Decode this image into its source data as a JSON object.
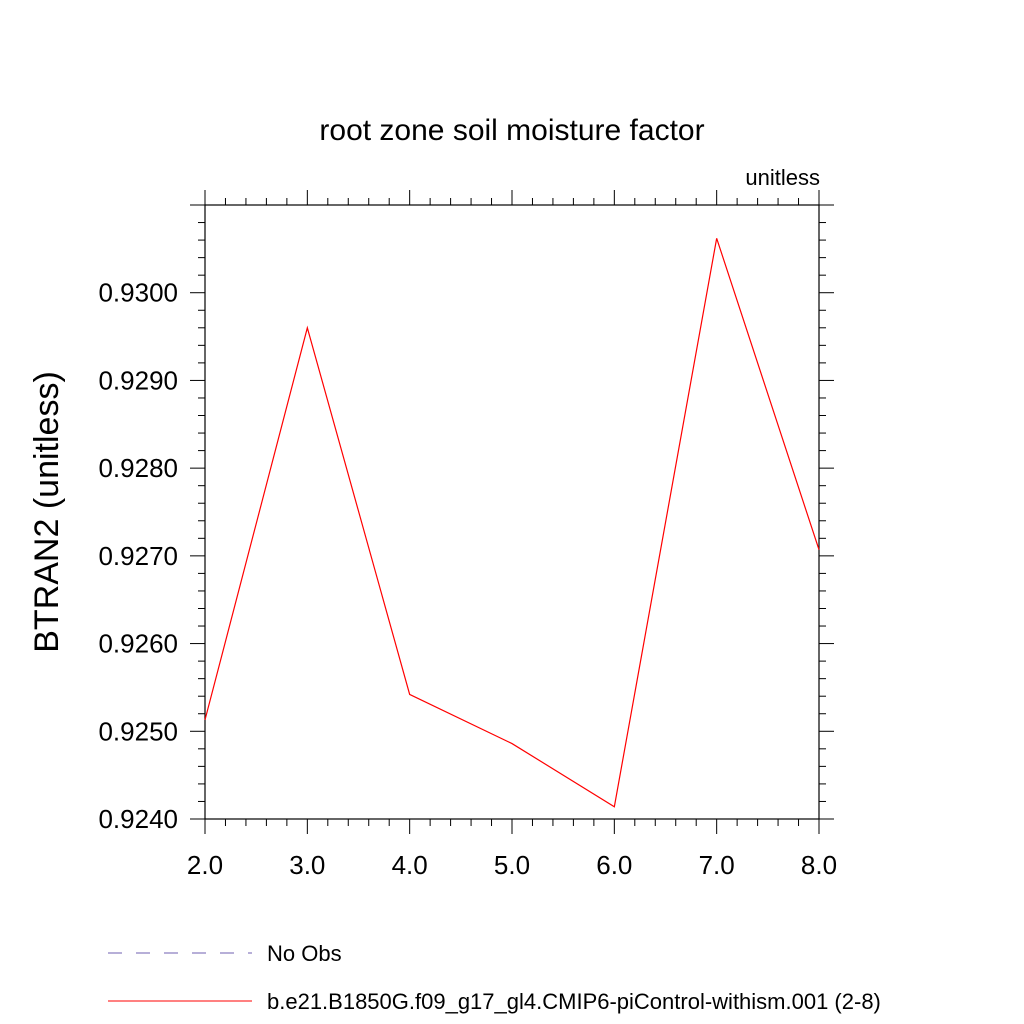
{
  "chart_data": {
    "type": "line",
    "title": "root zone soil moisture factor",
    "subtitle": "unitless",
    "xlabel": "",
    "ylabel": "BTRAN2  (unitless)",
    "xlim": [
      2.0,
      8.0
    ],
    "ylim": [
      0.924,
      0.931
    ],
    "x_ticks": [
      "2.0",
      "3.0",
      "4.0",
      "5.0",
      "6.0",
      "7.0",
      "8.0"
    ],
    "y_ticks": [
      "0.9240",
      "0.9250",
      "0.9260",
      "0.9270",
      "0.9280",
      "0.9290",
      "0.9300"
    ],
    "grid": false,
    "legend_position": "bottom",
    "series": [
      {
        "name": "No Obs",
        "color": "#6f5fb0",
        "style": "dashed",
        "x": [],
        "y": []
      },
      {
        "name": "b.e21.B1850G.f09_g17_gl4.CMIP6-piControl-withism.001 (2-8)",
        "color": "#ff0000",
        "style": "solid",
        "x": [
          2,
          3,
          4,
          5,
          6,
          7,
          8
        ],
        "y": [
          0.92513,
          0.9296,
          0.92542,
          0.92486,
          0.92414,
          0.93062,
          0.92707
        ]
      }
    ]
  }
}
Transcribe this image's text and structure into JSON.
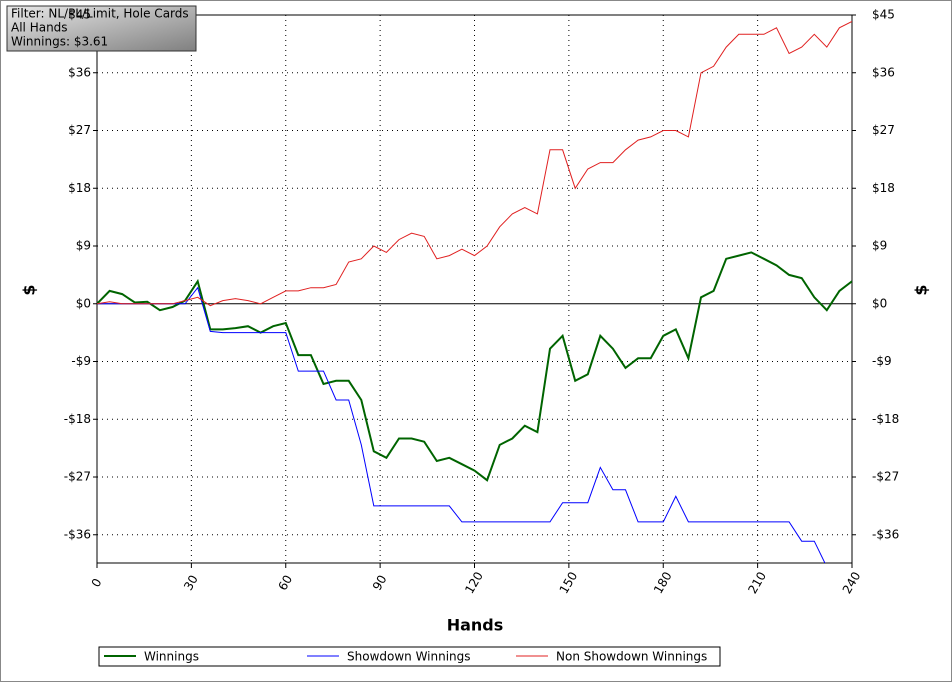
{
  "chart_data": {
    "type": "line",
    "annotations": [
      "Filter: NL/PL/Limit, Hole Cards",
      "All Hands",
      "Winnings: $3.61"
    ],
    "x_label": "Hands",
    "y_label": "$",
    "y2_label": "$",
    "x": [
      0,
      4,
      8,
      12,
      16,
      20,
      24,
      28,
      32,
      36,
      40,
      44,
      48,
      52,
      56,
      60,
      64,
      68,
      72,
      76,
      80,
      84,
      88,
      92,
      96,
      100,
      104,
      108,
      112,
      116,
      120,
      124,
      128,
      132,
      136,
      140,
      144,
      148,
      152,
      156,
      160,
      164,
      168,
      172,
      176,
      180,
      184,
      188,
      192,
      196,
      200,
      204,
      208,
      212,
      216,
      220,
      224,
      228,
      232,
      236,
      240
    ],
    "series": [
      {
        "name": "Winnings",
        "color": "#006400",
        "values": [
          0,
          2,
          1.5,
          0.2,
          0.3,
          -1,
          -0.5,
          0.5,
          3.5,
          -4,
          -4,
          -3.8,
          -3.5,
          -4.5,
          -3.5,
          -3,
          -8,
          -8,
          -12.5,
          -12,
          -12,
          -15,
          -23,
          -24,
          -21,
          -21,
          -21.5,
          -24.5,
          -24,
          -25,
          -26,
          -27.5,
          -22,
          -21,
          -19,
          -20,
          -7,
          -5,
          -12,
          -11,
          -5,
          -7,
          -10,
          -8.5,
          -8.5,
          -5,
          -4,
          -8.5,
          1,
          2,
          7,
          7.5,
          8,
          7,
          6,
          4.5,
          4,
          1,
          -1,
          2,
          3.5
        ]
      },
      {
        "name": "Showdown Winnings",
        "color": "#0000ff",
        "values": [
          0,
          0,
          0,
          0,
          0,
          0,
          0,
          0,
          2.5,
          -4.3,
          -4.5,
          -4.5,
          -4.5,
          -4.5,
          -4.5,
          -4.5,
          -10.5,
          -10.5,
          -10.5,
          -15,
          -15,
          -22,
          -31.5,
          -31.5,
          -31.5,
          -31.5,
          -31.5,
          -31.5,
          -31.5,
          -34,
          -34,
          -34,
          -34,
          -34,
          -34,
          -34,
          -34,
          -31,
          -31,
          -31,
          -25.5,
          -29,
          -29,
          -34,
          -34,
          -34,
          -30,
          -34,
          -34,
          -34,
          -34,
          -34,
          -34,
          -34,
          -34,
          -34,
          -37,
          -37,
          -41,
          null,
          null
        ]
      },
      {
        "name": "Non Showdown Winnings",
        "color": "#e02020",
        "values": [
          0,
          0.3,
          0,
          0,
          0,
          0,
          0,
          0.5,
          1,
          -0.3,
          0.5,
          0.8,
          0.5,
          0,
          1,
          2,
          2,
          2.5,
          2.5,
          3,
          6.5,
          7,
          9,
          8,
          10,
          11,
          10.5,
          7,
          7.5,
          8.5,
          7.5,
          9,
          12,
          14,
          15,
          14,
          24,
          24,
          18,
          21,
          22,
          22,
          24,
          25.5,
          26,
          27,
          27,
          26,
          36,
          37,
          40,
          42,
          42,
          42,
          43,
          39,
          40,
          42,
          40,
          43,
          44
        ]
      }
    ],
    "xlim": [
      0,
      240
    ],
    "xticks": [
      0,
      30,
      60,
      90,
      120,
      150,
      180,
      210,
      240
    ],
    "ylim": [
      -40.4,
      45
    ],
    "yticks": [
      {
        "value": -36,
        "label": "-$36"
      },
      {
        "value": -27,
        "label": "-$27"
      },
      {
        "value": -18,
        "label": "-$18"
      },
      {
        "value": -9,
        "label": "-$9"
      },
      {
        "value": 0,
        "label": "$0"
      },
      {
        "value": 9,
        "label": "$9"
      },
      {
        "value": 18,
        "label": "$18"
      },
      {
        "value": 27,
        "label": "$27"
      },
      {
        "value": 36,
        "label": "$36"
      },
      {
        "value": 45,
        "label": "$45"
      }
    ],
    "y2lim": [
      -40.4,
      45
    ],
    "y2ticks": [
      {
        "value": -36,
        "label": "-$36"
      },
      {
        "value": -27,
        "label": "-$27"
      },
      {
        "value": -18,
        "label": "-$18"
      },
      {
        "value": -9,
        "label": "-$9"
      },
      {
        "value": 0,
        "label": "$0"
      },
      {
        "value": 9,
        "label": "$9"
      },
      {
        "value": 18,
        "label": "$18"
      },
      {
        "value": 27,
        "label": "$27"
      },
      {
        "value": 36,
        "label": "$36"
      },
      {
        "value": 45,
        "label": "$45"
      }
    ],
    "grid": true,
    "legend": "bottom"
  }
}
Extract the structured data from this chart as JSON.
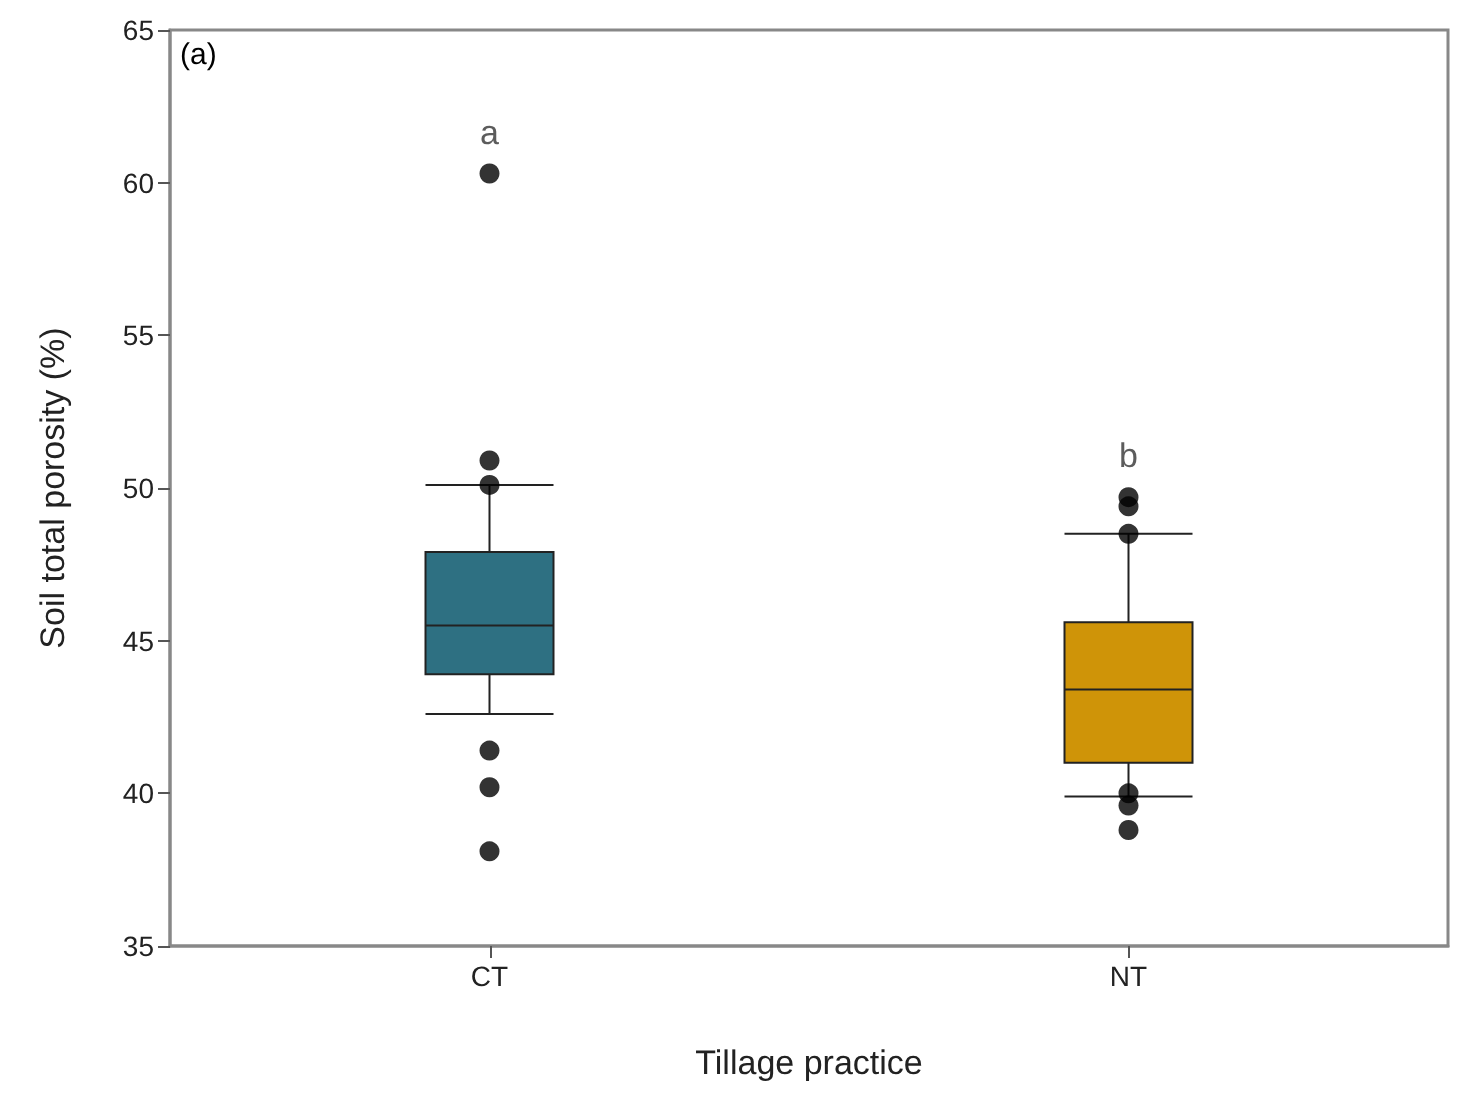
{
  "chart_data": {
    "type": "box",
    "xlabel": "Tillage practice",
    "ylabel": "Soil total porosity (%)",
    "categories": [
      "CT",
      "NT"
    ],
    "series": [
      {
        "type": "box",
        "colors": [
          "#2e7082",
          "#cf9408"
        ],
        "boxes": [
          {
            "low": 42.6,
            "q1": 43.9,
            "median": 45.5,
            "q3": 47.9,
            "high": 50.1,
            "outliers": [
              60.3,
              50.9,
              50.1,
              41.4,
              40.2,
              38.1
            ]
          },
          {
            "low": 39.9,
            "q1": 41.0,
            "median": 43.4,
            "q3": 45.6,
            "high": 48.5,
            "outliers": [
              49.7,
              49.4,
              48.5,
              40.0,
              39.6,
              38.8
            ]
          }
        ]
      }
    ],
    "annotations": [
      "(a)",
      "a",
      "b"
    ],
    "ylim": [
      35,
      65
    ],
    "yticks": [
      35,
      40,
      45,
      50,
      55,
      60,
      65
    ],
    "grid": false,
    "marker": "circle"
  }
}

__________________________________________________

● **WRITTEN PROBLEM**
Quote the material word for word, dropping any images it holds.

● **EXERCISE RESULT**
Decode this image into its source data as a JSON object.
{
  "chart_data": {
    "type": "line",
    "title": "root zone soil moisture factor",
    "subtitle": "unitless",
    "xlabel": "",
    "ylabel": "BTRAN2  (unitless)",
    "xlim": [
      2.0,
      8.0
    ],
    "ylim": [
      0.924,
      0.931
    ],
    "x_ticks": [
      "2.0",
      "3.0",
      "4.0",
      "5.0",
      "6.0",
      "7.0",
      "8.0"
    ],
    "y_ticks": [
      "0.9240",
      "0.9250",
      "0.9260",
      "0.9270",
      "0.9280",
      "0.9290",
      "0.9300"
    ],
    "grid": false,
    "legend_position": "bottom",
    "series": [
      {
        "name": "No Obs",
        "color": "#6f5fb0",
        "style": "dashed",
        "x": [],
        "y": []
      },
      {
        "name": "b.e21.B1850G.f09_g17_gl4.CMIP6-piControl-withism.001 (2-8)",
        "color": "#ff0000",
        "style": "solid",
        "x": [
          2,
          3,
          4,
          5,
          6,
          7,
          8
        ],
        "y": [
          0.92513,
          0.9296,
          0.92542,
          0.92486,
          0.92414,
          0.93062,
          0.92707
        ]
      }
    ]
  }
}
Transcribe this image's text and structure into JSON.
{
  "chart_data": {
    "type": "line",
    "annotations": [
      "Filter: NL/PL/Limit, Hole Cards",
      "All Hands",
      "Winnings: $3.61"
    ],
    "x_label": "Hands",
    "y_label": "$",
    "y2_label": "$",
    "x": [
      0,
      4,
      8,
      12,
      16,
      20,
      24,
      28,
      32,
      36,
      40,
      44,
      48,
      52,
      56,
      60,
      64,
      68,
      72,
      76,
      80,
      84,
      88,
      92,
      96,
      100,
      104,
      108,
      112,
      116,
      120,
      124,
      128,
      132,
      136,
      140,
      144,
      148,
      152,
      156,
      160,
      164,
      168,
      172,
      176,
      180,
      184,
      188,
      192,
      196,
      200,
      204,
      208,
      212,
      216,
      220,
      224,
      228,
      232,
      236,
      240
    ],
    "series": [
      {
        "name": "Winnings",
        "color": "#006400",
        "values": [
          0,
          2,
          1.5,
          0.2,
          0.3,
          -1,
          -0.5,
          0.5,
          3.5,
          -4,
          -4,
          -3.8,
          -3.5,
          -4.5,
          -3.5,
          -3,
          -8,
          -8,
          -12.5,
          -12,
          -12,
          -15,
          -23,
          -24,
          -21,
          -21,
          -21.5,
          -24.5,
          -24,
          -25,
          -26,
          -27.5,
          -22,
          -21,
          -19,
          -20,
          -7,
          -5,
          -12,
          -11,
          -5,
          -7,
          -10,
          -8.5,
          -8.5,
          -5,
          -4,
          -8.5,
          1,
          2,
          7,
          7.5,
          8,
          7,
          6,
          4.5,
          4,
          1,
          -1,
          2,
          3.5
        ]
      },
      {
        "name": "Showdown Winnings",
        "color": "#0000ff",
        "values": [
          0,
          0,
          0,
          0,
          0,
          0,
          0,
          0,
          2.5,
          -4.3,
          -4.5,
          -4.5,
          -4.5,
          -4.5,
          -4.5,
          -4.5,
          -10.5,
          -10.5,
          -10.5,
          -15,
          -15,
          -22,
          -31.5,
          -31.5,
          -31.5,
          -31.5,
          -31.5,
          -31.5,
          -31.5,
          -34,
          -34,
          -34,
          -34,
          -34,
          -34,
          -34,
          -34,
          -31,
          -31,
          -31,
          -25.5,
          -29,
          -29,
          -34,
          -34,
          -34,
          -30,
          -34,
          -34,
          -34,
          -34,
          -34,
          -34,
          -34,
          -34,
          -34,
          -37,
          -37,
          -41,
          null,
          null
        ]
      },
      {
        "name": "Non Showdown Winnings",
        "color": "#e02020",
        "values": [
          0,
          0.3,
          0,
          0,
          0,
          0,
          0,
          0.5,
          1,
          -0.3,
          0.5,
          0.8,
          0.5,
          0,
          1,
          2,
          2,
          2.5,
          2.5,
          3,
          6.5,
          7,
          9,
          8,
          10,
          11,
          10.5,
          7,
          7.5,
          8.5,
          7.5,
          9,
          12,
          14,
          15,
          14,
          24,
          24,
          18,
          21,
          22,
          22,
          24,
          25.5,
          26,
          27,
          27,
          26,
          36,
          37,
          40,
          42,
          42,
          42,
          43,
          39,
          40,
          42,
          40,
          43,
          44
        ]
      }
    ],
    "xlim": [
      0,
      240
    ],
    "xticks": [
      0,
      30,
      60,
      90,
      120,
      150,
      180,
      210,
      240
    ],
    "ylim": [
      -40.4,
      45
    ],
    "yticks": [
      {
        "value": -36,
        "label": "-$36"
      },
      {
        "value": -27,
        "label": "-$27"
      },
      {
        "value": -18,
        "label": "-$18"
      },
      {
        "value": -9,
        "label": "-$9"
      },
      {
        "value": 0,
        "label": "$0"
      },
      {
        "value": 9,
        "label": "$9"
      },
      {
        "value": 18,
        "label": "$18"
      },
      {
        "value": 27,
        "label": "$27"
      },
      {
        "value": 36,
        "label": "$36"
      },
      {
        "value": 45,
        "label": "$45"
      }
    ],
    "y2lim": [
      -40.4,
      45
    ],
    "y2ticks": [
      {
        "value": -36,
        "label": "-$36"
      },
      {
        "value": -27,
        "label": "-$27"
      },
      {
        "value": -18,
        "label": "-$18"
      },
      {
        "value": -9,
        "label": "-$9"
      },
      {
        "value": 0,
        "label": "$0"
      },
      {
        "value": 9,
        "label": "$9"
      },
      {
        "value": 18,
        "label": "$18"
      },
      {
        "value": 27,
        "label": "$27"
      },
      {
        "value": 36,
        "label": "$36"
      },
      {
        "value": 45,
        "label": "$45"
      }
    ],
    "grid": true,
    "legend": "bottom"
  }
}
Extract the structured data from this chart as JSON.
{
  "chart_data": {
    "type": "box",
    "xlabel": "Tillage practice",
    "ylabel": "Soil total porosity (%)",
    "categories": [
      "CT",
      "NT"
    ],
    "series": [
      {
        "type": "box",
        "colors": [
          "#2e7082",
          "#cf9408"
        ],
        "boxes": [
          {
            "low": 42.6,
            "q1": 43.9,
            "median": 45.5,
            "q3": 47.9,
            "high": 50.1,
            "outliers": [
              60.3,
              50.9,
              50.1,
              41.4,
              40.2,
              38.1
            ]
          },
          {
            "low": 39.9,
            "q1": 41.0,
            "median": 43.4,
            "q3": 45.6,
            "high": 48.5,
            "outliers": [
              49.7,
              49.4,
              48.5,
              40.0,
              39.6,
              38.8
            ]
          }
        ]
      }
    ],
    "annotations": [
      "(a)",
      "a",
      "b"
    ],
    "ylim": [
      35,
      65
    ],
    "yticks": [
      35,
      40,
      45,
      50,
      55,
      60,
      65
    ],
    "grid": false,
    "marker": "circle"
  }
}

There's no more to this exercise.